▸ Exercise description
Report only the number of lines in this material that include the string "Лучшее".

☆ ☆ ☆ ☆ ☆

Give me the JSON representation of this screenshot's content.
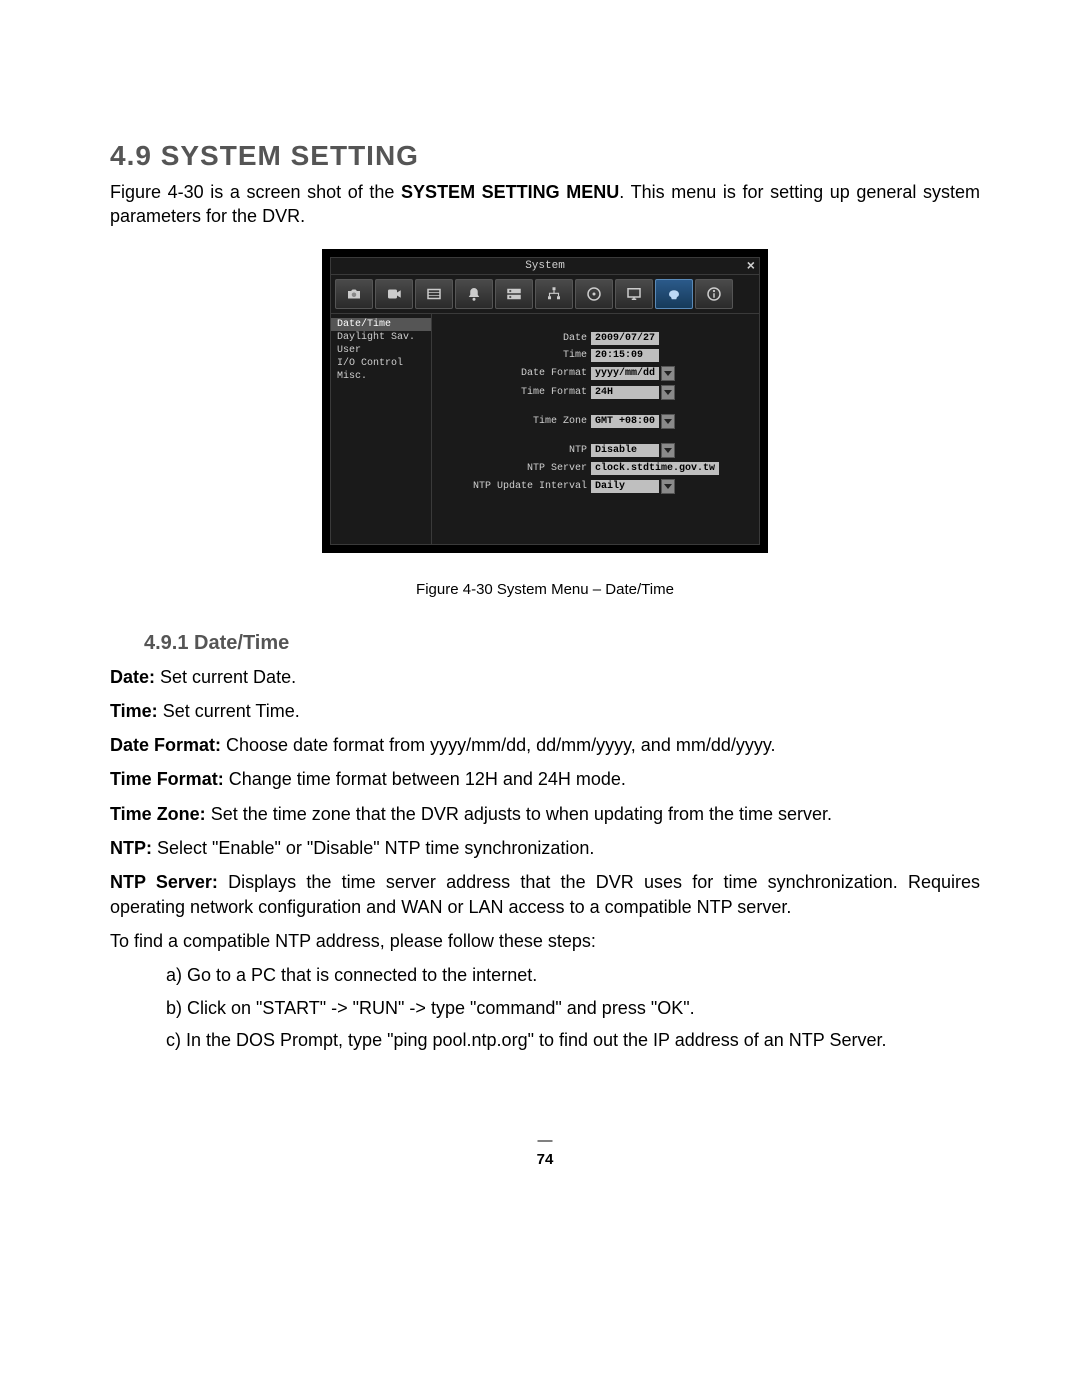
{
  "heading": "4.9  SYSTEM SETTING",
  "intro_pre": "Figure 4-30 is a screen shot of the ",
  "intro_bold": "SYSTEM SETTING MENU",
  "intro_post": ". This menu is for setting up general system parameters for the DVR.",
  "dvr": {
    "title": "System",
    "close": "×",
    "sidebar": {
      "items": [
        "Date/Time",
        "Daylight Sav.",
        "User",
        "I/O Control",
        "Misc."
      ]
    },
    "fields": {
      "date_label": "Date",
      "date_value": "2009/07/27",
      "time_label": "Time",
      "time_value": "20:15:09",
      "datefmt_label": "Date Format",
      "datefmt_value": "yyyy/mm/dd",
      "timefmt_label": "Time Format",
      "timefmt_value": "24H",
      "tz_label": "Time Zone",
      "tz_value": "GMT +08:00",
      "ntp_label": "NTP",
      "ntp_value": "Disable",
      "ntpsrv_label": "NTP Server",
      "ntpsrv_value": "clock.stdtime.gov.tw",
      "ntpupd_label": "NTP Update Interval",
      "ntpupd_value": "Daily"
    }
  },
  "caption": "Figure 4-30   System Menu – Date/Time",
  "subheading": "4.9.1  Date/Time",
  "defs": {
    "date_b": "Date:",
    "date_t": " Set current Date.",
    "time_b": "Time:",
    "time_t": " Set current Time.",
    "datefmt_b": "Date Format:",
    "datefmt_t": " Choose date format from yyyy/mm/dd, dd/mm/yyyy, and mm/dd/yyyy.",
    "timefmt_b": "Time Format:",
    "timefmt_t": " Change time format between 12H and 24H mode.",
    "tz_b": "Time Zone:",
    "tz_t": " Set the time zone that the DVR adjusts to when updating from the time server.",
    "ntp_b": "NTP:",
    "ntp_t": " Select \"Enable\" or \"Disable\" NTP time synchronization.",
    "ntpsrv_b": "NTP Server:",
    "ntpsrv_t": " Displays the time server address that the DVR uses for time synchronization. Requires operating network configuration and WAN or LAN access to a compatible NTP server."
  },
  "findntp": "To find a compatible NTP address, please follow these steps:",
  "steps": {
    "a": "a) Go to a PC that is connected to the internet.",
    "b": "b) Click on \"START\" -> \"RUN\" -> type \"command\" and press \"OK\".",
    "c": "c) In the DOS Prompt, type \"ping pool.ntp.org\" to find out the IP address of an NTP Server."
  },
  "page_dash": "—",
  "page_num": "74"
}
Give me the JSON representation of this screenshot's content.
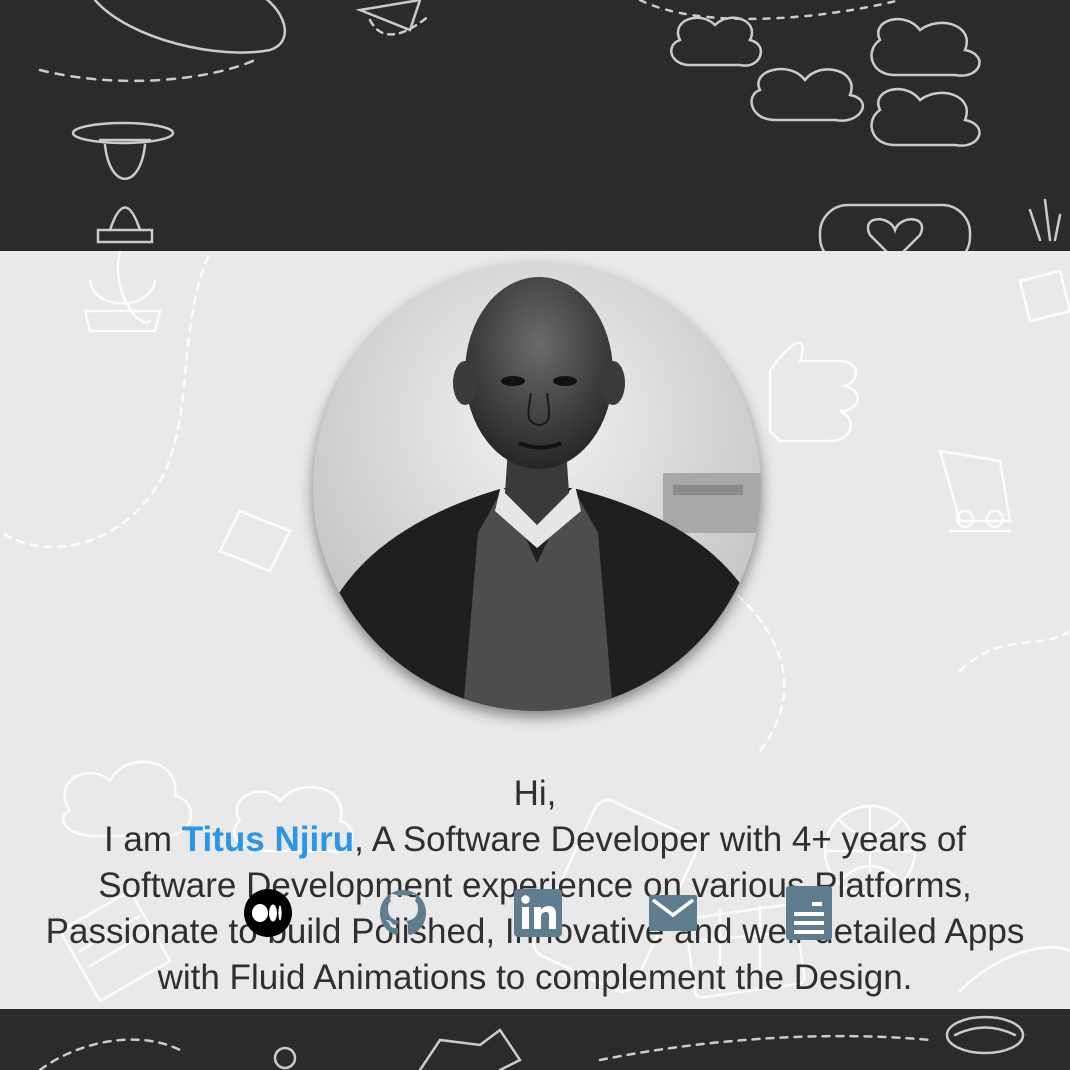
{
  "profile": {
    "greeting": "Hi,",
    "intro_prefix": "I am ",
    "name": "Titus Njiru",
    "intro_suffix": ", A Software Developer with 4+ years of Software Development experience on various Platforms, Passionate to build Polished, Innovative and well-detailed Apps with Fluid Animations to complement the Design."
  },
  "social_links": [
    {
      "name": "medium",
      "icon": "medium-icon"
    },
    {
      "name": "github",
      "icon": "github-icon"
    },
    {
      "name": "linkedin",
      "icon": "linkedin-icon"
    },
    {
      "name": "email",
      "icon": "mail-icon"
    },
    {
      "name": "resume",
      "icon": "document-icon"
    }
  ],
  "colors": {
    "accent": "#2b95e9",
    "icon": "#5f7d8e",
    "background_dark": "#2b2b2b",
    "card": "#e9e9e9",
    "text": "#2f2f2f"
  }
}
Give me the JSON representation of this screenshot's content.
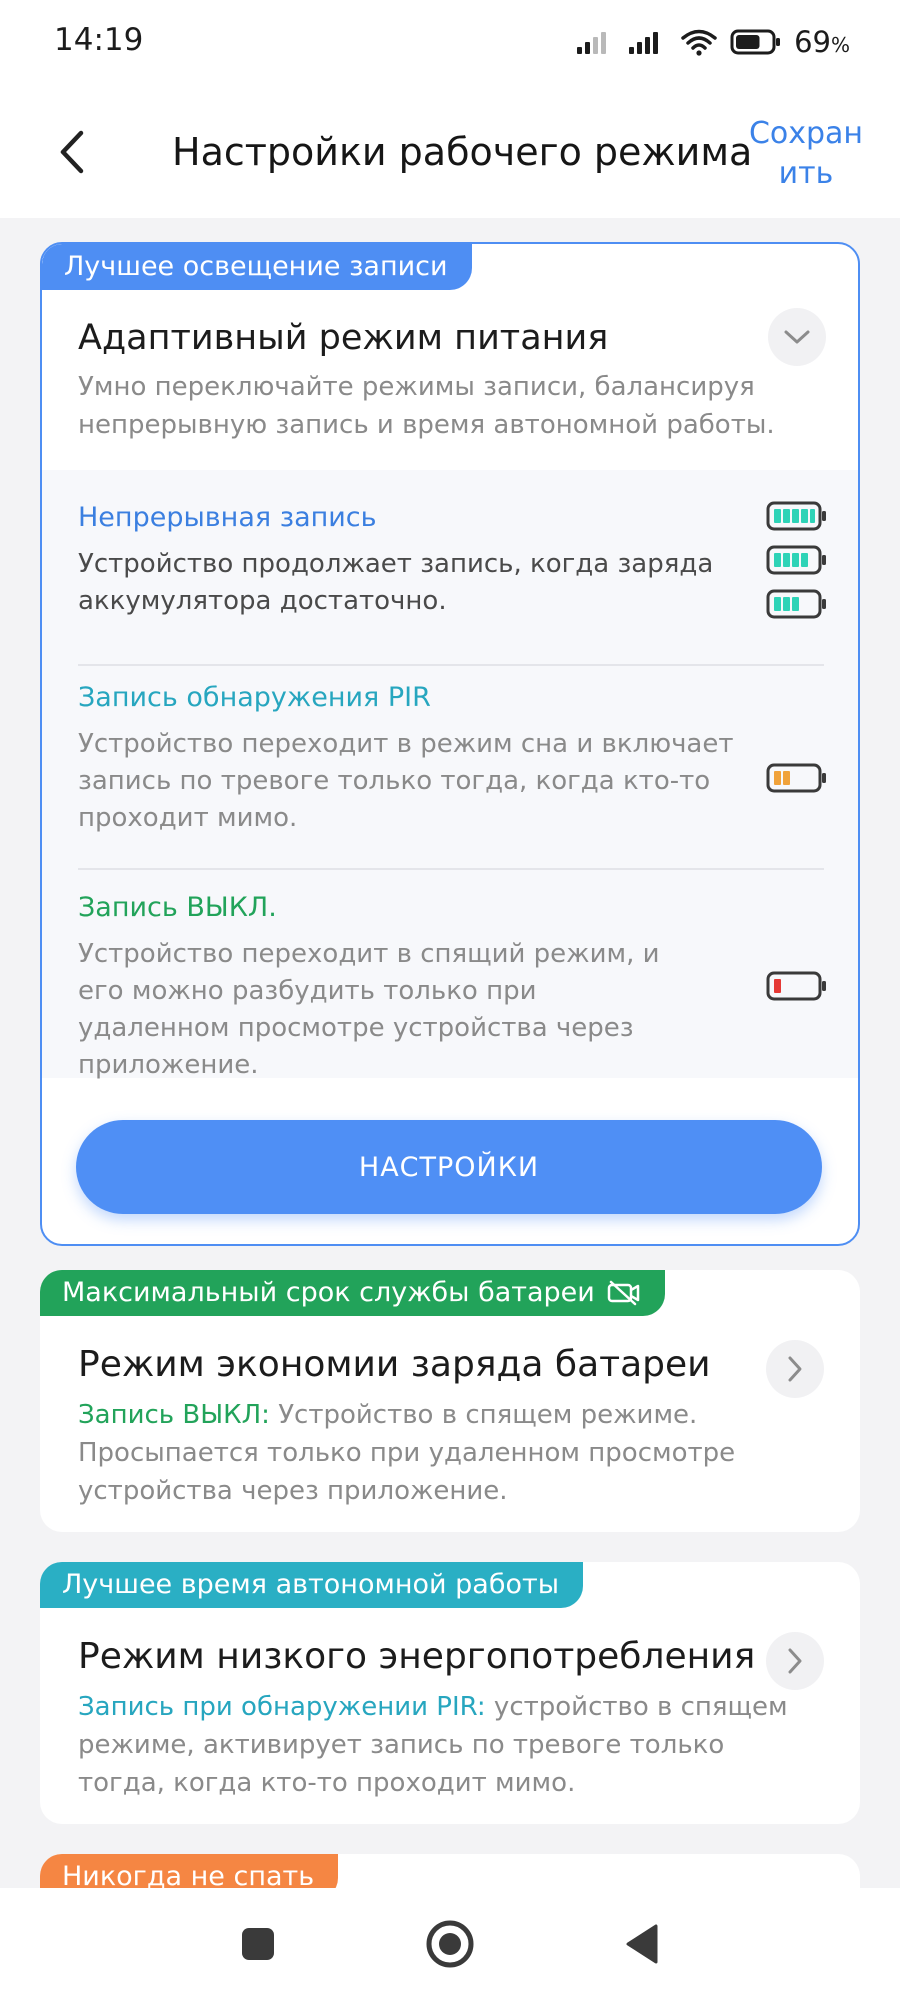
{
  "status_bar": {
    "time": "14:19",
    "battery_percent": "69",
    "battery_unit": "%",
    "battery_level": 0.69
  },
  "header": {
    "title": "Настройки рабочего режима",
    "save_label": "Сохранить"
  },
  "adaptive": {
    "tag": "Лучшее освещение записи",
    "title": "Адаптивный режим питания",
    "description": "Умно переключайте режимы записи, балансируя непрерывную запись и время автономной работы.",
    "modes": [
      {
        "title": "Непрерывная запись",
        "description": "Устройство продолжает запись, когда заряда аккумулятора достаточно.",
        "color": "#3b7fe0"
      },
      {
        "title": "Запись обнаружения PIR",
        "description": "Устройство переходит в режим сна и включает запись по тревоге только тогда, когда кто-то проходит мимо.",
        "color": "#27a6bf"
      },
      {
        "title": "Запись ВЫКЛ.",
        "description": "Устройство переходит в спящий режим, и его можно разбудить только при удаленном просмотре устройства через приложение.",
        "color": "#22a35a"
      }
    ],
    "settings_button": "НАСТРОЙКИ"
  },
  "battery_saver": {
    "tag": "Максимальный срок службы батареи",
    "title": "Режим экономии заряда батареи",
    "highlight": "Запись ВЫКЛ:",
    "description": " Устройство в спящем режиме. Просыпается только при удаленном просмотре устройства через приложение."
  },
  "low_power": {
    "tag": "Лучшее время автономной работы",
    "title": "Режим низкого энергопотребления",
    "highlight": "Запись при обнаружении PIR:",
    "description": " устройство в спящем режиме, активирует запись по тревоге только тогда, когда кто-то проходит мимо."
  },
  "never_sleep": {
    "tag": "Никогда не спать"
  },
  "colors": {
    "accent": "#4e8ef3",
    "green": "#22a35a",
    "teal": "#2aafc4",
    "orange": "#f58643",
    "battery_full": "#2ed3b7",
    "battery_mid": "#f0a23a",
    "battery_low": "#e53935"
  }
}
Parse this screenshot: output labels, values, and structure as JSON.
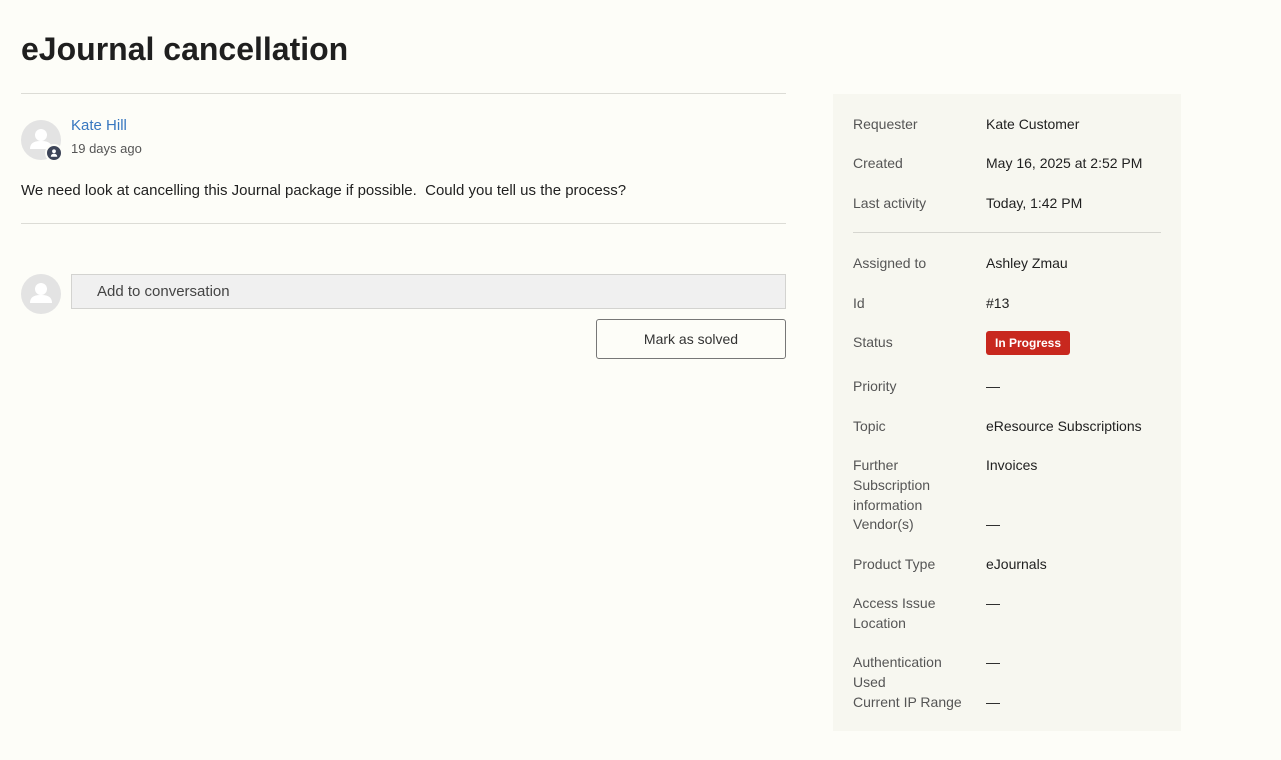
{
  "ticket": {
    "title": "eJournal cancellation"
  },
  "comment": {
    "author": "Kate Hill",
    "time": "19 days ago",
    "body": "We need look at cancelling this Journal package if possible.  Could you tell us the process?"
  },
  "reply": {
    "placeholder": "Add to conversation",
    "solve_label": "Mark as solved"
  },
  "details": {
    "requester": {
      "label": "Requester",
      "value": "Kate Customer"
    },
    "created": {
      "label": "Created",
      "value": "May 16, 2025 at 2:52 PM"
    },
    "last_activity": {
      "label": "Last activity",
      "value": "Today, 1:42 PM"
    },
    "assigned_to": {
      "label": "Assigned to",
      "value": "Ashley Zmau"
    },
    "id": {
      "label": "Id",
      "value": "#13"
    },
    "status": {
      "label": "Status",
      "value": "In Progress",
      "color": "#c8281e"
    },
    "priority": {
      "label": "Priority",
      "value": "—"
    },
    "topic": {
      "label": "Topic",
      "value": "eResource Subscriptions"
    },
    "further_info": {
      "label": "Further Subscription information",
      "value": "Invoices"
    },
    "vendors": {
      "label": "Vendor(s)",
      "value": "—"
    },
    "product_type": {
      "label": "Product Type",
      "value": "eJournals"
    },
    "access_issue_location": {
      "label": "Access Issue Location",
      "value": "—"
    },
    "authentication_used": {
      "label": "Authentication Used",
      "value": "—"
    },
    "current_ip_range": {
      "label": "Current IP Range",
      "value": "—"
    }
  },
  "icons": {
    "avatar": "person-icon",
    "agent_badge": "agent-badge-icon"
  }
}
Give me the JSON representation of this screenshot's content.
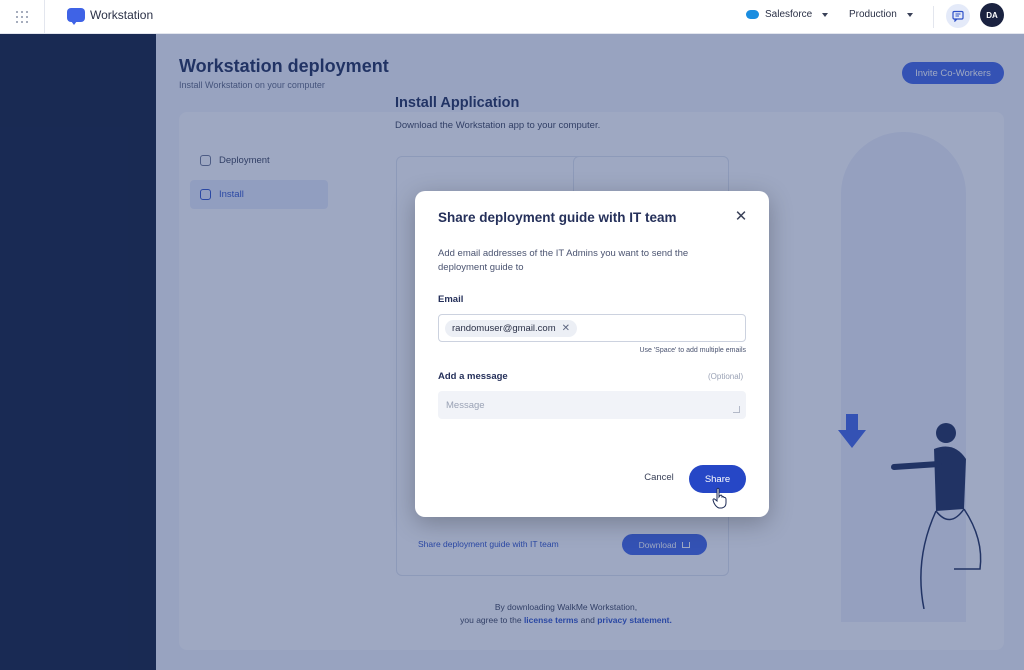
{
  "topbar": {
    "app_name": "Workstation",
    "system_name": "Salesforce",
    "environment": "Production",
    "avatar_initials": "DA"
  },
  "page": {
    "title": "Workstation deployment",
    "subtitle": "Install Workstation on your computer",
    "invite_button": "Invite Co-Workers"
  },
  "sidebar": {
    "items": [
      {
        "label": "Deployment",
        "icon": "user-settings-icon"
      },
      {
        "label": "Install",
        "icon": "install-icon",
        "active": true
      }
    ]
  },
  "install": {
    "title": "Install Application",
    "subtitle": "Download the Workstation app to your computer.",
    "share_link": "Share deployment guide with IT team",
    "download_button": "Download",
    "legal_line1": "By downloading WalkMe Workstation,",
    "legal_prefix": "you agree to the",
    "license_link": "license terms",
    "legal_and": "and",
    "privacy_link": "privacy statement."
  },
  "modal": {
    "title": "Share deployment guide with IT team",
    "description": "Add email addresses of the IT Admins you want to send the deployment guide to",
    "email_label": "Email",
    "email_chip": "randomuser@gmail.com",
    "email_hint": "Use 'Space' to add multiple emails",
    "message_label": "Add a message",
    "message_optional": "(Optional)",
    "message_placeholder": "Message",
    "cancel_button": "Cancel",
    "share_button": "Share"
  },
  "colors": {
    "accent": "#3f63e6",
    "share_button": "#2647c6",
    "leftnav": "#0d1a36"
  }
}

☆ ☆ ☆ ☆ ☆

▸ Result
2